Set problem => Reproduce every entry below precisely; do not include the pictures.

Stored items from a collection
==*==

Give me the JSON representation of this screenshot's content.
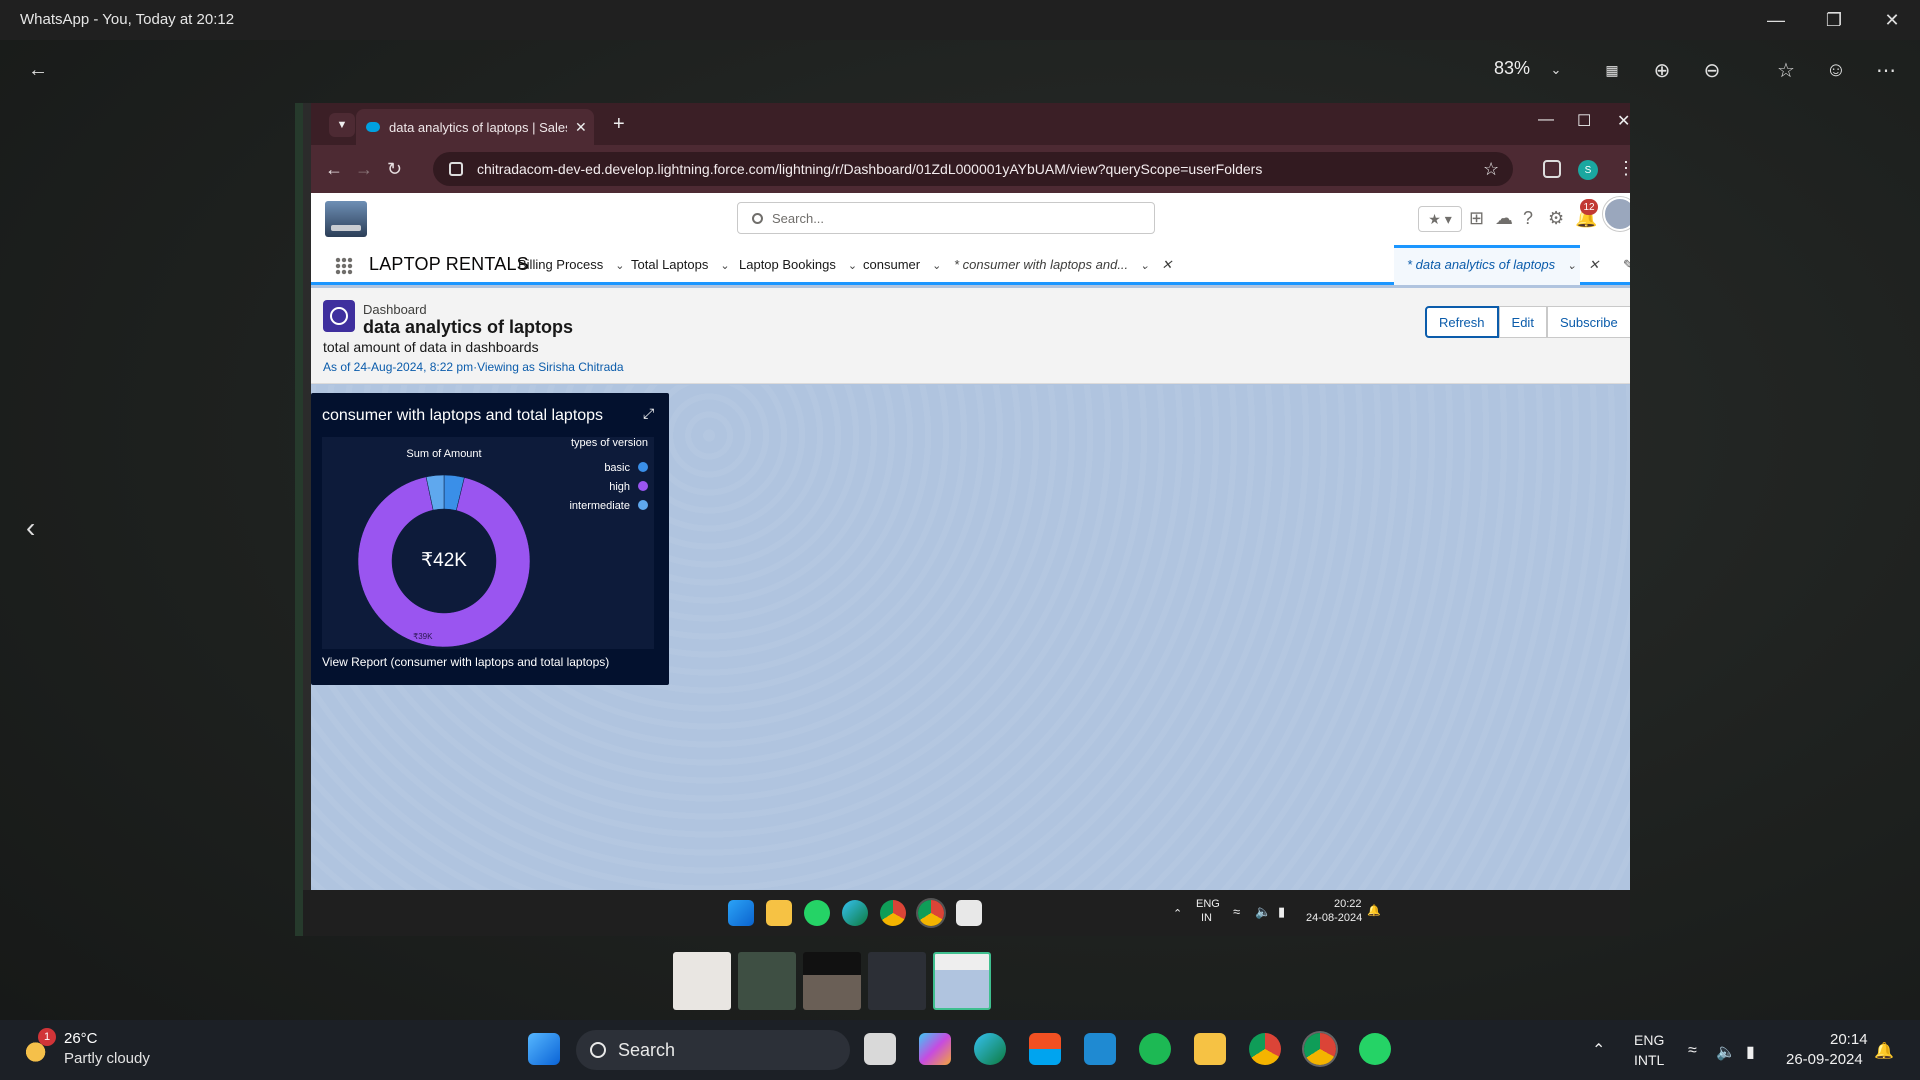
{
  "viewer": {
    "title": "WhatsApp - You, Today at 20:12",
    "zoom": "83%"
  },
  "browser": {
    "tab_title": "data analytics of laptops | Sales",
    "url": "chitradacom-dev-ed.develop.lightning.force.com/lightning/r/Dashboard/01ZdL000001yAYbUAM/view?queryScope=userFolders",
    "profile_initial": "S"
  },
  "sf": {
    "search_placeholder": "Search...",
    "notification_count": "12",
    "app_name": "LAPTOP RENTALS",
    "nav": {
      "billing": "Billing Process",
      "total_laptops": "Total Laptops",
      "laptop_bookings": "Laptop Bookings",
      "consumer": "consumer",
      "tab1": "* consumer with laptops and...",
      "tab2": "* data analytics of laptops"
    },
    "header": {
      "type_label": "Dashboard",
      "title": "data analytics of laptops",
      "description": "total amount of data in dashboards",
      "as_of": "As of 24-Aug-2024, 8:22 pm·Viewing as Sirisha Chitrada",
      "btn_refresh": "Refresh",
      "btn_edit": "Edit",
      "btn_subscribe": "Subscribe"
    },
    "widget": {
      "title": "consumer with laptops and total laptops",
      "link": "View Report (consumer with laptops and total laptops)"
    }
  },
  "chart_data": {
    "type": "donut",
    "title": "Sum of Amount",
    "total_label": "₹42K",
    "legend_title": "types of version",
    "legend_position": "top-right",
    "series": [
      {
        "name": "basic",
        "value": 1.6,
        "color": "#3a8fe8"
      },
      {
        "name": "high",
        "value": 39,
        "color": "#9a55f0",
        "label": "₹39K"
      },
      {
        "name": "intermediate",
        "value": 1.4,
        "color": "#5fa8ee"
      }
    ],
    "units": "K (thousands ₹, approximate)"
  },
  "inner_taskbar": {
    "lang": "ENG",
    "region": "IN",
    "time": "20:22",
    "date": "24-08-2024"
  },
  "taskbar": {
    "weather_temp": "26°C",
    "weather_desc": "Partly cloudy",
    "weather_badge": "1",
    "search": "Search",
    "lang": "ENG",
    "region": "INTL",
    "time": "20:14",
    "date": "26-09-2024"
  },
  "colors": {
    "sf_blue": "#0b5cab",
    "widget_bg": "#03112e",
    "canvas_bg": "#b0c4df"
  }
}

==*==

Worked solution =>
Give me the JSON representation of this screenshot's content.
{
  "viewer": {
    "title": "WhatsApp - You, Today at 20:12",
    "zoom": "83%"
  },
  "browser": {
    "tab_title": "data analytics of laptops | Sales",
    "url": "chitradacom-dev-ed.develop.lightning.force.com/lightning/r/Dashboard/01ZdL000001yAYbUAM/view?queryScope=userFolders",
    "profile_initial": "S"
  },
  "sf": {
    "search_placeholder": "Search...",
    "notification_count": "12",
    "app_name": "LAPTOP RENTALS",
    "nav": {
      "billing": "Billing Process",
      "total_laptops": "Total Laptops",
      "laptop_bookings": "Laptop Bookings",
      "consumer": "consumer",
      "tab1": "* consumer with laptops and...",
      "tab2": "* data analytics of laptops"
    },
    "header": {
      "type_label": "Dashboard",
      "title": "data analytics of laptops",
      "description": "total amount of data in dashboards",
      "as_of": "As of 24-Aug-2024, 8:22 pm·Viewing as Sirisha Chitrada",
      "btn_refresh": "Refresh",
      "btn_edit": "Edit",
      "btn_subscribe": "Subscribe"
    },
    "widget": {
      "title": "consumer with laptops and total laptops",
      "link": "View Report (consumer with laptops and total laptops)"
    }
  },
  "chart_data": {
    "type": "donut",
    "title": "Sum of Amount",
    "total_label": "₹42K",
    "legend_title": "types of version",
    "legend_position": "top-right",
    "series": [
      {
        "name": "basic",
        "value": 1.6,
        "color": "#3a8fe8"
      },
      {
        "name": "high",
        "value": 39,
        "color": "#9a55f0",
        "label": "₹39K"
      },
      {
        "name": "intermediate",
        "value": 1.4,
        "color": "#5fa8ee"
      }
    ],
    "units": "K (thousands ₹, approximate)"
  },
  "inner_taskbar": {
    "lang": "ENG",
    "region": "IN",
    "time": "20:22",
    "date": "24-08-2024"
  },
  "taskbar": {
    "weather_temp": "26°C",
    "weather_desc": "Partly cloudy",
    "weather_badge": "1",
    "search": "Search",
    "lang": "ENG",
    "region": "INTL",
    "time": "20:14",
    "date": "26-09-2024"
  },
  "colors": {
    "sf_blue": "#0b5cab",
    "widget_bg": "#03112e",
    "canvas_bg": "#b0c4df"
  }
}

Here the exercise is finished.